Work to do: Leave the pictures aside and write out exactly every line from the one containing "Give me a plain-text" through the last line.

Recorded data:
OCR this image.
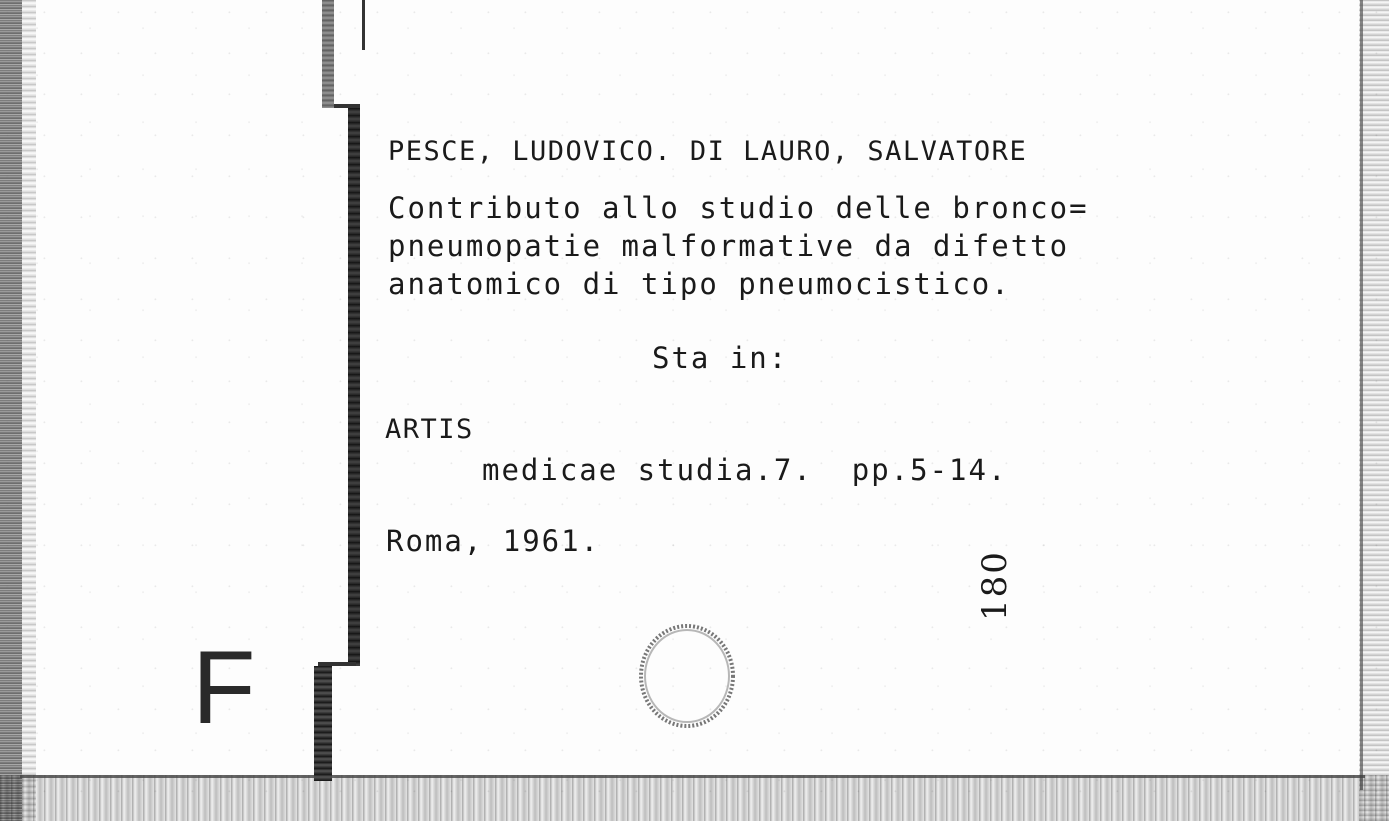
PESCE, LUDOVICO. DI LAURO, SALVATORE
Contributo allo studio delle bronco=
pneumopatie malformative da difetto
anatomico di tipo pneumocistico.
Sta in:
ARTIS
medicae studia.7.  pp.5-14.
Roma, 1961.
180
F
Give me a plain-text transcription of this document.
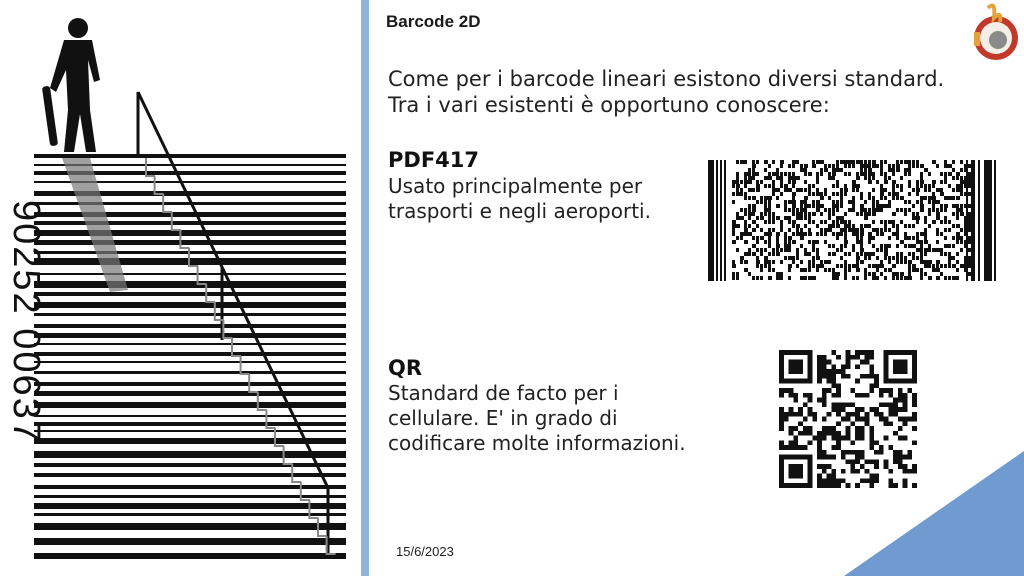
90252 00637
Barcode 2D
Come per i barcode lineari esistono diversi standard.
Tra i vari esistenti è opportuno conoscere:
PDF417
Usato principalmente per
trasporti e negli aeroporti.
QR
Standard de facto per i
cellulare. E' in grado di
codificare molte informazioni.
15/6/2023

Result:
Give me a plain-text transcription of this document.
90252 00637
Barcode 2D
Come per i barcode lineari esistono diversi standard.
Tra i vari esistenti è opportuno conoscere:
PDF417
Usato principalmente per
trasporti e negli aeroporti.
QR
Standard de facto per i
cellulare. E' in grado di
codificare molte informazioni.
15/6/2023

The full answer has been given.